[Excerpt provided]
Whoever manages to make it easy for consumers to use it might win. I say might
because most people will still prefer creating separate accounts on sites to
preserve their privacy.

And don't forget FB... if they execute fbConnect right, they'll dwarf all
these other ones and make OpenID, or whatever it will evolve into, obsolete.

------
ErrantX
These moves by the big players are of major interest (some would suggest worry
but I don't think so yet) at the moment - because my startup (:D) is actually
along the same lines.

To be honest I think OpenID is less a standard now and more a Buzz word.
Everyone is doing it subtly differently.

Also of course you have the problem where some ID's will be "worth" more than
others - just because of the provider.

The original concept of OpenID was awesome: everyone could have a page/url
identified as theirs and theirs alone. And they could use that identity in all
sorts of places.

The trouble is the execution was bad and so these larger companies are now
jumping on it to twist it into their idea of a single sign on.

I think FB Connect is a much better system personally. But not the best.

And then there is us :D we're creating a single sign on & social networking
site that is designed on a trust basis. The one thing I dislike about OpenID
is how decentralised it is. I dont see the issue (personally) with having 4 or
5, trusted, ID providers who manage all the ID's. This gives consumers the
choice of who to trust their "ID" with. But it also means the 5 providers
collaborate together in a way that can't be "trust poisoned".I'm hoping that's
where we come in....

------
sh1mmer
This is totally untrue. I sat in a room with every one of the major players
last week. There is discussion and there is a sense that everyone wants to be
in the same place. We haven't reached the exact solution right now but believe
me we are talking. Look at [http://therealmccrea.com/2008/10/20/live-blogging-
the-openid...](http://therealmccrea.com/2008/10/20/live-blogging-the-
openidoauth-ux-summit/)

While Google are launching what they have that doesn't mean everyone doesn't
want to move to the same place.

------
neilk
Brad Fitzpatrick (inventor of OpenID) linked to this article, from his blog,
without commentary. Brad is a Googler now, so maybe this is his way of telling
us what he thinks.

<http://brad.livejournal.com/2394939.html>

[Written problem 1] Transcribe the OpenID discussion thread from "And don't forget" down to "a Buzz word.".

Source records
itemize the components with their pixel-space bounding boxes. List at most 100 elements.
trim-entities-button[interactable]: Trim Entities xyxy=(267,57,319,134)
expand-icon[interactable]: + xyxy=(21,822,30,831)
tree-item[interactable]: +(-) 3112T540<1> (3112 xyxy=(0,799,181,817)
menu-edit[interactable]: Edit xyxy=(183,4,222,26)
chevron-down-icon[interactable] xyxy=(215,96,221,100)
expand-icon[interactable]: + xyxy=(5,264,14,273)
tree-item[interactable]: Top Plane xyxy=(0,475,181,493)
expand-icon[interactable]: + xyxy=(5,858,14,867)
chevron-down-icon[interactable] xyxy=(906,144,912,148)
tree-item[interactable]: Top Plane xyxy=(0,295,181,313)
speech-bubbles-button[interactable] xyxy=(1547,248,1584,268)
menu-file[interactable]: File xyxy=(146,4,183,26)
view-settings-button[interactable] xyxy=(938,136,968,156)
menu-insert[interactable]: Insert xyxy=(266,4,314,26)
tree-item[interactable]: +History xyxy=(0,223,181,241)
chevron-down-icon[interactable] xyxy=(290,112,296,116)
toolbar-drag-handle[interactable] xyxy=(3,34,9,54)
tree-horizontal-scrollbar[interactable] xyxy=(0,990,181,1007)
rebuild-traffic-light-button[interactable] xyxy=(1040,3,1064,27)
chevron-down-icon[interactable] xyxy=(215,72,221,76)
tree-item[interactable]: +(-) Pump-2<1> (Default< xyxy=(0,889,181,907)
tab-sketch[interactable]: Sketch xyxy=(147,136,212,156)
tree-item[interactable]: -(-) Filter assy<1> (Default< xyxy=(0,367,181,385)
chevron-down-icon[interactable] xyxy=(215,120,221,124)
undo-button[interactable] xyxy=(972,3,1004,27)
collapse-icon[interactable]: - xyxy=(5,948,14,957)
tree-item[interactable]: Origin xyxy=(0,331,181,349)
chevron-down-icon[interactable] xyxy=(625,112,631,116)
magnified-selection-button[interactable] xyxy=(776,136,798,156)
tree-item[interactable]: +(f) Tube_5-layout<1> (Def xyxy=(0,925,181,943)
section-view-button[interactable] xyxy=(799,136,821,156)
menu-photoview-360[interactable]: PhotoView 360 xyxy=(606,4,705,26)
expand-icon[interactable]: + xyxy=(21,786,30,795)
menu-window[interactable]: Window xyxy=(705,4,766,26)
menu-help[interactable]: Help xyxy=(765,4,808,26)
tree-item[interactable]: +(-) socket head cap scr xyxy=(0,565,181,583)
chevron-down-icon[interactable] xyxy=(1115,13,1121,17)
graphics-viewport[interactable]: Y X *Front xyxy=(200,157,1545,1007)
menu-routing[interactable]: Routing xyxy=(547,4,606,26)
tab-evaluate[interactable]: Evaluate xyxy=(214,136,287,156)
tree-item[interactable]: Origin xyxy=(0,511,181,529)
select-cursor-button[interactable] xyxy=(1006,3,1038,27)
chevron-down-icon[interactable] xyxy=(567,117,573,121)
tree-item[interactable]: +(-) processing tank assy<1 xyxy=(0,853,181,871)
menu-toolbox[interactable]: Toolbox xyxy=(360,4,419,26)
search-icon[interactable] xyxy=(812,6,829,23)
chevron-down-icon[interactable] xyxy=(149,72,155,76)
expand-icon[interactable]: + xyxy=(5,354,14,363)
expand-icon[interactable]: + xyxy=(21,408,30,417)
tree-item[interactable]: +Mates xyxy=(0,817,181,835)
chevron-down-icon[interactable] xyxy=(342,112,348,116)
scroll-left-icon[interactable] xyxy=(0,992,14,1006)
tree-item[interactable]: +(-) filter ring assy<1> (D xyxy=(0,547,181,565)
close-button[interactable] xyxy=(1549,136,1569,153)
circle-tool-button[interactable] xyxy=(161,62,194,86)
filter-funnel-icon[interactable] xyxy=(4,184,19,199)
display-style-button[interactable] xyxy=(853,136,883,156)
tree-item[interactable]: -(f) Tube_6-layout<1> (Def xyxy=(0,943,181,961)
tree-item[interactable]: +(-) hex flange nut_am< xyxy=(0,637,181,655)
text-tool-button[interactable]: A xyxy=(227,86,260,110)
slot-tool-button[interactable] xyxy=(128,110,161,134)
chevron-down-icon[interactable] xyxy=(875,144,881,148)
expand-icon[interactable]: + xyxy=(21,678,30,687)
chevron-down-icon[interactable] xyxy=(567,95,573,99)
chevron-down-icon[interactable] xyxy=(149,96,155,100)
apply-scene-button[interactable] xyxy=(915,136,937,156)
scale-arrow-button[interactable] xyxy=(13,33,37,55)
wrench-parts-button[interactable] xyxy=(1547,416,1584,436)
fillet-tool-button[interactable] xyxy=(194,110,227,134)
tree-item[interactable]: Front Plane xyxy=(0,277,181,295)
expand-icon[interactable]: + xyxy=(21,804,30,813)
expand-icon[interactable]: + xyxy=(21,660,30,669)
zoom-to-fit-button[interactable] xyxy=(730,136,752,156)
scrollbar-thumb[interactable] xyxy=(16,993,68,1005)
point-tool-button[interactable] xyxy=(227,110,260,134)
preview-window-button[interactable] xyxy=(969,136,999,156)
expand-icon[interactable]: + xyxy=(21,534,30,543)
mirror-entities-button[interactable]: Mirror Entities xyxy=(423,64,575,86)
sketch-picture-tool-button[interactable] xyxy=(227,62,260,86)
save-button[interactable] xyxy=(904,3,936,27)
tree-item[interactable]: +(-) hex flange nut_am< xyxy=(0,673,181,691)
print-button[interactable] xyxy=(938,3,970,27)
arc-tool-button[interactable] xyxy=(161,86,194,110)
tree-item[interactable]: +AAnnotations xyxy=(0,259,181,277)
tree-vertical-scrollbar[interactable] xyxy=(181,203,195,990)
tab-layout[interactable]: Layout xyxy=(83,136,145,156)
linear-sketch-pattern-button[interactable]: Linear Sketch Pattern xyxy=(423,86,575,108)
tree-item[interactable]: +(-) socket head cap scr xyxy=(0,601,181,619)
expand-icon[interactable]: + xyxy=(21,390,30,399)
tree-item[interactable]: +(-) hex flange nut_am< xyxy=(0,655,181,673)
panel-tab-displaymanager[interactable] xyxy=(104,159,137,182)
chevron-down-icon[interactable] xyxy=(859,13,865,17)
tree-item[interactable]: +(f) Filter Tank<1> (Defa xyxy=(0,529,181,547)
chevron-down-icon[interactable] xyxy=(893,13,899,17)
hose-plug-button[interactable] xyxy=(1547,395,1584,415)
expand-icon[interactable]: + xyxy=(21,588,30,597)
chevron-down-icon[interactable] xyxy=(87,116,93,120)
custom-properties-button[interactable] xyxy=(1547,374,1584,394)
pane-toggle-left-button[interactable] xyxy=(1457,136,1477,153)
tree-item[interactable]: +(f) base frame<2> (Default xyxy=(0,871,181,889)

[Written problem 2] Rewrite the source records from the start down to the line containing "tree-item[interactable]: Top Plane xyxy=(0,475,181,493)", replacing "expand-icon" with "plus-icon" and changing nothing else. Give only those lines.

[Solution 1]
And don't forget FB... if they execute fbConnect right, they'll dwarf all
these other ones and make OpenID, or whatever it will evolve into, obsolete.

------
ErrantX
These moves by the big players are of major interest (some would suggest worry
but I don't think so yet) at the moment - because my startup (:D) is actually
along the same lines.

To be honest I think OpenID is less a standard now and more a Buzz word.

[Solution 2]
itemize the components with their pixel-space bounding boxes. List at most 100 elements.
trim-entities-button[interactable]: Trim Entities xyxy=(267,57,319,134)
plus-icon[interactable]: + xyxy=(21,822,30,831)
tree-item[interactable]: +(-) 3112T540<1> (3112 xyxy=(0,799,181,817)
menu-edit[interactable]: Edit xyxy=(183,4,222,26)
chevron-down-icon[interactable] xyxy=(215,96,221,100)
plus-icon[interactable]: + xyxy=(5,264,14,273)
tree-item[interactable]: Top Plane xyxy=(0,475,181,493)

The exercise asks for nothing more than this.